[Recorded data]
────

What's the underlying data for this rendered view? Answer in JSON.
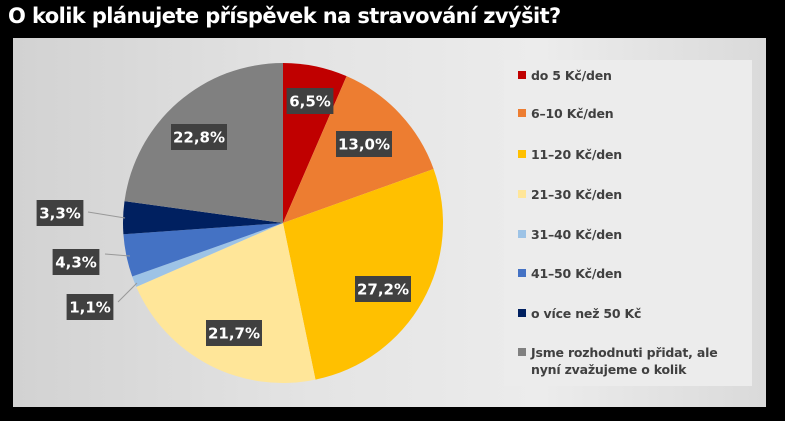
{
  "title": "O kolik plánujete příspěvek na stravování zvýšit?",
  "chart_data": {
    "type": "pie",
    "title": "O kolik plánujete příspěvek na stravování zvýšit?",
    "start_angle": "12 o'clock, clockwise",
    "legend_position": "right",
    "categories": [
      "do 5 Kč/den",
      "6–10 Kč/den",
      "11–20 Kč/den",
      "21–30 Kč/den",
      "31–40 Kč/den",
      "41–50 Kč/den",
      "o více než 50 Kč",
      "Jsme rozhodnuti přidat, ale nyní zvažujeme o kolik"
    ],
    "values": [
      6.5,
      13.0,
      27.2,
      21.7,
      1.1,
      4.3,
      3.3,
      22.8
    ],
    "labels": [
      "6,5%",
      "13,0%",
      "27,2%",
      "21,7%",
      "1,1%",
      "4,3%",
      "3,3%",
      "22,8%"
    ],
    "colors": [
      "#c00000",
      "#ed7d31",
      "#ffc000",
      "#ffe699",
      "#9dc3e6",
      "#4472c4",
      "#002060",
      "#808080"
    ]
  },
  "legend": [
    {
      "label": "do 5 Kč/den",
      "color": "#c00000"
    },
    {
      "label": "6–10 Kč/den",
      "color": "#ed7d31"
    },
    {
      "label": "11–20 Kč/den",
      "color": "#ffc000"
    },
    {
      "label": "21–30 Kč/den",
      "color": "#ffe699"
    },
    {
      "label": "31–40 Kč/den",
      "color": "#9dc3e6"
    },
    {
      "label": "41–50 Kč/den",
      "color": "#4472c4"
    },
    {
      "label": "o více než 50 Kč",
      "color": "#002060"
    },
    {
      "label": "Jsme rozhodnuti přidat, ale nyní zvažujeme o kolik",
      "color": "#808080"
    }
  ]
}
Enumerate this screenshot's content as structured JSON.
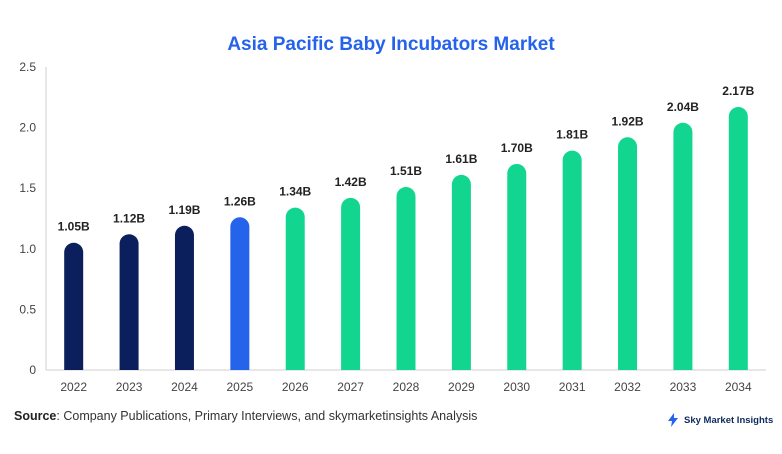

────

■ **EXERCISE INSTRUCTIONS**: Pick out the lines containing the string "nyní" and show them.

■ **CORRECT OUTPUT**:
      "Jsme rozhodnuti přidat, ale nyní zvažujeme o kolik"
      "label": "Jsme rozhodnuti přidat, ale nyní zvažujeme o kolik",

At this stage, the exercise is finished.